═════ Material shown

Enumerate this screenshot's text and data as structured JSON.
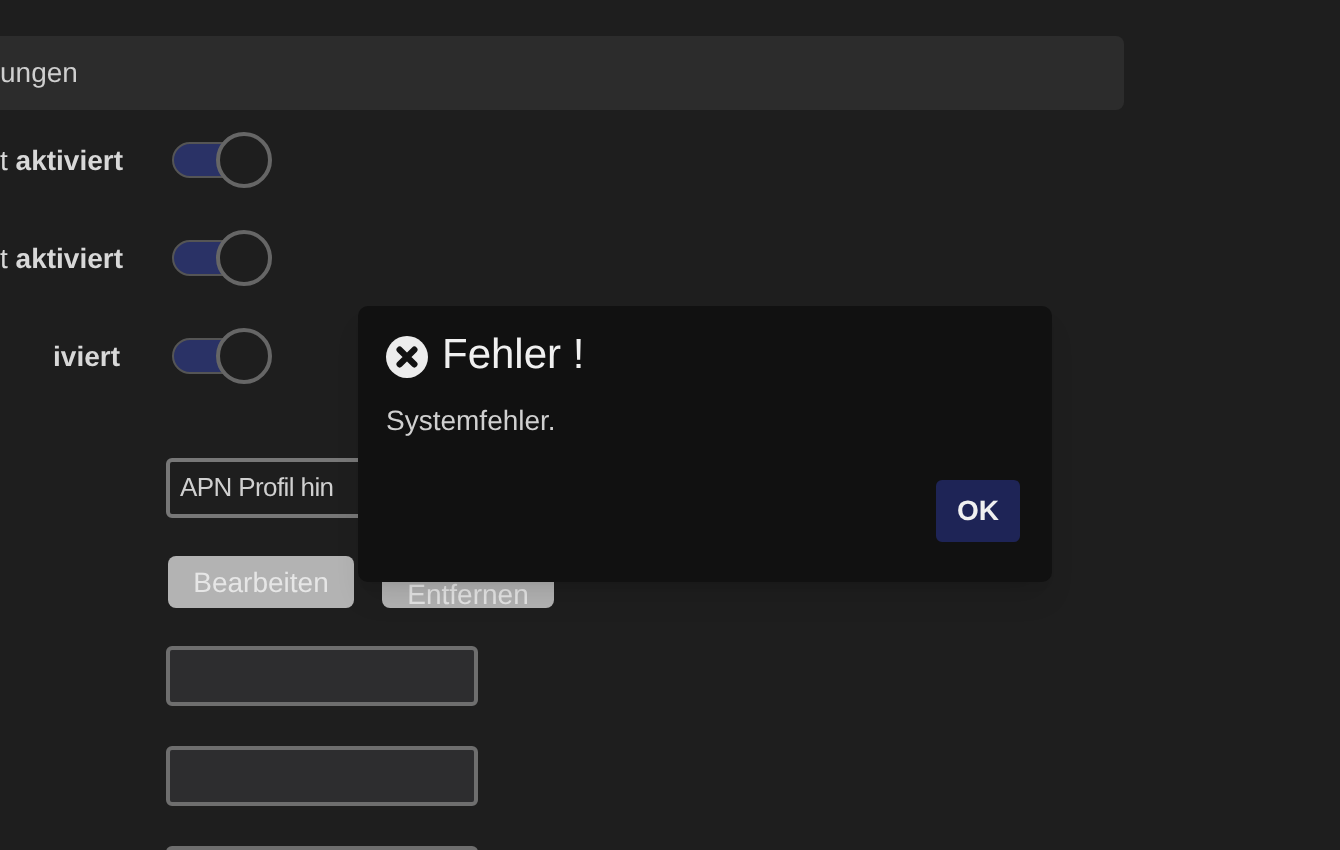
{
  "section_header": {
    "title": "ungen"
  },
  "toggles": [
    {
      "label": "t **aktiviert**",
      "on": true
    },
    {
      "label": "t **aktiviert**",
      "on": true
    },
    {
      "label": "**iviert**",
      "on": true
    }
  ],
  "apn_select": {
    "value": "APN Profil hin"
  },
  "buttons": [
    {
      "label": "Bearbeiten",
      "disabled": true
    },
    {
      "label": "Entfernen",
      "disabled": true
    }
  ],
  "fields": [
    {
      "kind": "text"
    },
    {
      "kind": "text"
    },
    {
      "kind": "text"
    }
  ],
  "dialog": {
    "title": "Fehler !",
    "message": "Systemfehler.",
    "button": "OK"
  }
}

══════════

→ Exercise directions
Keep the pictures out of the copy and write out the data exactly as it stands.

→ Correct response
Enumerate this screenshot's text and data as structured JSON.
{
  "section_header": {
    "title": "ungen"
  },
  "toggles": [
    {
      "label": "t **aktiviert**",
      "on": true
    },
    {
      "label": "t **aktiviert**",
      "on": true
    },
    {
      "label": "**iviert**",
      "on": true
    }
  ],
  "apn_select": {
    "value": "APN Profil hin"
  },
  "buttons": [
    {
      "label": "Bearbeiten",
      "disabled": true
    },
    {
      "label": "Entfernen",
      "disabled": true
    }
  ],
  "fields": [
    {
      "kind": "text"
    },
    {
      "kind": "text"
    },
    {
      "kind": "text"
    }
  ],
  "dialog": {
    "title": "Fehler !",
    "message": "Systemfehler.",
    "button": "OK"
  }
}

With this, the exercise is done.